Retype all of the data exactly as given.

*Dataset items:*
+---+

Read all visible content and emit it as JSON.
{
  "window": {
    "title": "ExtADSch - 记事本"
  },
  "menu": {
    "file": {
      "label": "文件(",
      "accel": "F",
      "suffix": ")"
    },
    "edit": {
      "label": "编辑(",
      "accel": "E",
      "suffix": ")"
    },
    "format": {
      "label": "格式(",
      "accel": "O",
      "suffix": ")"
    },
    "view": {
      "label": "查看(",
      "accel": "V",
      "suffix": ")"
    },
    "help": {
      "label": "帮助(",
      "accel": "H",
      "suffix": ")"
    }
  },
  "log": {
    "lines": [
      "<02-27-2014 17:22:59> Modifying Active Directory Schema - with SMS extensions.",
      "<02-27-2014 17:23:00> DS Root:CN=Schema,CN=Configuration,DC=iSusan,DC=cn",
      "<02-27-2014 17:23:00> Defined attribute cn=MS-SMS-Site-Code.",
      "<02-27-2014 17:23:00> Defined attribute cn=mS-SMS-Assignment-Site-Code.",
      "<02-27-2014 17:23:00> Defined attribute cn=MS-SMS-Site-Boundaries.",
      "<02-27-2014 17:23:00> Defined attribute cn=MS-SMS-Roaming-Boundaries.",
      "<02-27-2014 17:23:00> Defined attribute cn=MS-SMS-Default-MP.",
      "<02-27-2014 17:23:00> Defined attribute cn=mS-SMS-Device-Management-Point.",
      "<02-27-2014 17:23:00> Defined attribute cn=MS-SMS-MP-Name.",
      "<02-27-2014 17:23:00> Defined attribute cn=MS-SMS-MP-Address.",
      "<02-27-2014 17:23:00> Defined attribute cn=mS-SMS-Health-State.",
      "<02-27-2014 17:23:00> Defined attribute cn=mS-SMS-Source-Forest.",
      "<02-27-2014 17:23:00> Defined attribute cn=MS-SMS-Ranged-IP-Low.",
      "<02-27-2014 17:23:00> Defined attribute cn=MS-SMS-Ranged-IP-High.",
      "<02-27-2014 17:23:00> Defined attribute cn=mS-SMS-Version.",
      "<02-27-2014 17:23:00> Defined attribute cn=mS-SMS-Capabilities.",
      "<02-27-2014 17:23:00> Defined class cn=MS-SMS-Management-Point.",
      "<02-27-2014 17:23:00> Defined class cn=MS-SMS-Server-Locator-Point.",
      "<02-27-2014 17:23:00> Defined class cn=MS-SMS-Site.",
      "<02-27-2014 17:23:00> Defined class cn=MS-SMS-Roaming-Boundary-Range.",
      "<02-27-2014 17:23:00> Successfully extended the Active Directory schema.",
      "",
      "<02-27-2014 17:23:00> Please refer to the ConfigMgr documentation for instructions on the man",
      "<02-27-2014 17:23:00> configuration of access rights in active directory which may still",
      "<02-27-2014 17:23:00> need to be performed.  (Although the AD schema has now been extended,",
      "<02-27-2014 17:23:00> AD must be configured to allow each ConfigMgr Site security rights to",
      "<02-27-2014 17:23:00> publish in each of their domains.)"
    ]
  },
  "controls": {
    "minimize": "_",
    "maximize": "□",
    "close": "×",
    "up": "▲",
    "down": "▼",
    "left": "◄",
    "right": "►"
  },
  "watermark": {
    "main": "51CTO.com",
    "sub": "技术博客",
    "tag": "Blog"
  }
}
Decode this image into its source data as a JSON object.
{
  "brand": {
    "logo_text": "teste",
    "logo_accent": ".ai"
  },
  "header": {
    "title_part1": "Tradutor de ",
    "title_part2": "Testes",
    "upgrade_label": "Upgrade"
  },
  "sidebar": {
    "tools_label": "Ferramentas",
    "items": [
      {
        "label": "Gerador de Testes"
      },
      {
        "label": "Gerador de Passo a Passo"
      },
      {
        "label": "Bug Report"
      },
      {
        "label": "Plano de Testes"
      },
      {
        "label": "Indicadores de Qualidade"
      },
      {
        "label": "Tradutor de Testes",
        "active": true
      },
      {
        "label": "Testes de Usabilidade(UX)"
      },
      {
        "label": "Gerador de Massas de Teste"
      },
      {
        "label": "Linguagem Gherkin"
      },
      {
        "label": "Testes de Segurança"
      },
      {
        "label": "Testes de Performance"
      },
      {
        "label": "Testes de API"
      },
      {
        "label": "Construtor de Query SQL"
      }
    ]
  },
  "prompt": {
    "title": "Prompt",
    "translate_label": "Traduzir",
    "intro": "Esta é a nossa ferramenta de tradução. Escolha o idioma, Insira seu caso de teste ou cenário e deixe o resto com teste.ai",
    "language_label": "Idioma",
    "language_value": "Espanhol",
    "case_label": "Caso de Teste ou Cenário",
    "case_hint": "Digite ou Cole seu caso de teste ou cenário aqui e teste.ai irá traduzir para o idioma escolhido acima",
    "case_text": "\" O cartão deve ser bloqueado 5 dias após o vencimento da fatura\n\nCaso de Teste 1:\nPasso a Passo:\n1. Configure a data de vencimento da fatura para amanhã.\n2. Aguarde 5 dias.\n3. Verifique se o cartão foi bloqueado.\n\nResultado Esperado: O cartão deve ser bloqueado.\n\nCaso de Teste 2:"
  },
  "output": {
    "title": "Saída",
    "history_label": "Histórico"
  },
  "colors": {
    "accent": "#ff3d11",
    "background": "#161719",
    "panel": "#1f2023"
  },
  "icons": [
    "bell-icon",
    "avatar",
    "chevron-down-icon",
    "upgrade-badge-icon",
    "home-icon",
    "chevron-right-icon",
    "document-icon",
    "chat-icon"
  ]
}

+---+

*EXPECTED ANSWER:*
Read all visible content and emit it as JSON.
{
  "window": {
    "title": "ExtADSch - 记事本"
  },
  "menu": {
    "file": {
      "label": "文件(",
      "accel": "F",
      "suffix": ")"
    },
    "edit": {
      "label": "编辑(",
      "accel": "E",
      "suffix": ")"
    },
    "format": {
      "label": "格式(",
      "accel": "O",
      "suffix": ")"
    },
    "view": {
      "label": "查看(",
      "accel": "V",
      "suffix": ")"
    },
    "help": {
      "label": "帮助(",
      "accel": "H",
      "suffix": ")"
    }
  },
  "log": {
    "lines": [
      "<02-27-2014 17:22:59> Modifying Active Directory Schema - with SMS extensions.",
      "<02-27-2014 17:23:00> DS Root:CN=Schema,CN=Configuration,DC=iSusan,DC=cn",
      "<02-27-2014 17:23:00> Defined attribute cn=MS-SMS-Site-Code.",
      "<02-27-2014 17:23:00> Defined attribute cn=mS-SMS-Assignment-Site-Code.",
      "<02-27-2014 17:23:00> Defined attribute cn=MS-SMS-Site-Boundaries.",
      "<02-27-2014 17:23:00> Defined attribute cn=MS-SMS-Roaming-Boundaries.",
      "<02-27-2014 17:23:00> Defined attribute cn=MS-SMS-Default-MP.",
      "<02-27-2014 17:23:00> Defined attribute cn=mS-SMS-Device-Management-Point.",
      "<02-27-2014 17:23:00> Defined attribute cn=MS-SMS-MP-Name.",
      "<02-27-2014 17:23:00> Defined attribute cn=MS-SMS-MP-Address.",
      "<02-27-2014 17:23:00> Defined attribute cn=mS-SMS-Health-State.",
      "<02-27-2014 17:23:00> Defined attribute cn=mS-SMS-Source-Forest.",
      "<02-27-2014 17:23:00> Defined attribute cn=MS-SMS-Ranged-IP-Low.",
      "<02-27-2014 17:23:00> Defined attribute cn=MS-SMS-Ranged-IP-High.",
      "<02-27-2014 17:23:00> Defined attribute cn=mS-SMS-Version.",
      "<02-27-2014 17:23:00> Defined attribute cn=mS-SMS-Capabilities.",
      "<02-27-2014 17:23:00> Defined class cn=MS-SMS-Management-Point.",
      "<02-27-2014 17:23:00> Defined class cn=MS-SMS-Server-Locator-Point.",
      "<02-27-2014 17:23:00> Defined class cn=MS-SMS-Site.",
      "<02-27-2014 17:23:00> Defined class cn=MS-SMS-Roaming-Boundary-Range.",
      "<02-27-2014 17:23:00> Successfully extended the Active Directory schema.",
      "",
      "<02-27-2014 17:23:00> Please refer to the ConfigMgr documentation for instructions on the man",
      "<02-27-2014 17:23:00> configuration of access rights in active directory which may still",
      "<02-27-2014 17:23:00> need to be performed.  (Although the AD schema has now been extended,",
      "<02-27-2014 17:23:00> AD must be configured to allow each ConfigMgr Site security rights to",
      "<02-27-2014 17:23:00> publish in each of their domains.)"
    ]
  },
  "controls": {
    "minimize": "_",
    "maximize": "□",
    "close": "×",
    "up": "▲",
    "down": "▼",
    "left": "◄",
    "right": "►"
  },
  "watermark": {
    "main": "51CTO.com",
    "sub": "技术博客",
    "tag": "Blog"
  }
}
Decode this image into its source data as a JSON object.
{
  "brand": {
    "logo_text": "teste",
    "logo_accent": ".ai"
  },
  "header": {
    "title_part1": "Tradutor de ",
    "title_part2": "Testes",
    "upgrade_label": "Upgrade"
  },
  "sidebar": {
    "tools_label": "Ferramentas",
    "items": [
      {
        "label": "Gerador de Testes"
      },
      {
        "label": "Gerador de Passo a Passo"
      },
      {
        "label": "Bug Report"
      },
      {
        "label": "Plano de Testes"
      },
      {
        "label": "Indicadores de Qualidade"
      },
      {
        "label": "Tradutor de Testes",
        "active": true
      },
      {
        "label": "Testes de Usabilidade(UX)"
      },
      {
        "label": "Gerador de Massas de Teste"
      },
      {
        "label": "Linguagem Gherkin"
      },
      {
        "label": "Testes de Segurança"
      },
      {
        "label": "Testes de Performance"
      },
      {
        "label": "Testes de API"
      },
      {
        "label": "Construtor de Query SQL"
      }
    ]
  },
  "prompt": {
    "title": "Prompt",
    "translate_label": "Traduzir",
    "intro": "Esta é a nossa ferramenta de tradução. Escolha o idioma, Insira seu caso de teste ou cenário e deixe o resto com teste.ai",
    "language_label": "Idioma",
    "language_value": "Espanhol",
    "case_label": "Caso de Teste ou Cenário",
    "case_hint": "Digite ou Cole seu caso de teste ou cenário aqui e teste.ai irá traduzir para o idioma escolhido acima",
    "case_text": "\" O cartão deve ser bloqueado 5 dias após o vencimento da fatura\n\nCaso de Teste 1:\nPasso a Passo:\n1. Configure a data de vencimento da fatura para amanhã.\n2. Aguarde 5 dias.\n3. Verifique se o cartão foi bloqueado.\n\nResultado Esperado: O cartão deve ser bloqueado.\n\nCaso de Teste 2:"
  },
  "output": {
    "title": "Saída",
    "history_label": "Histórico"
  },
  "colors": {
    "accent": "#ff3d11",
    "background": "#161719",
    "panel": "#1f2023"
  },
  "icons": [
    "bell-icon",
    "avatar",
    "chevron-down-icon",
    "upgrade-badge-icon",
    "home-icon",
    "chevron-right-icon",
    "document-icon",
    "chat-icon"
  ]
}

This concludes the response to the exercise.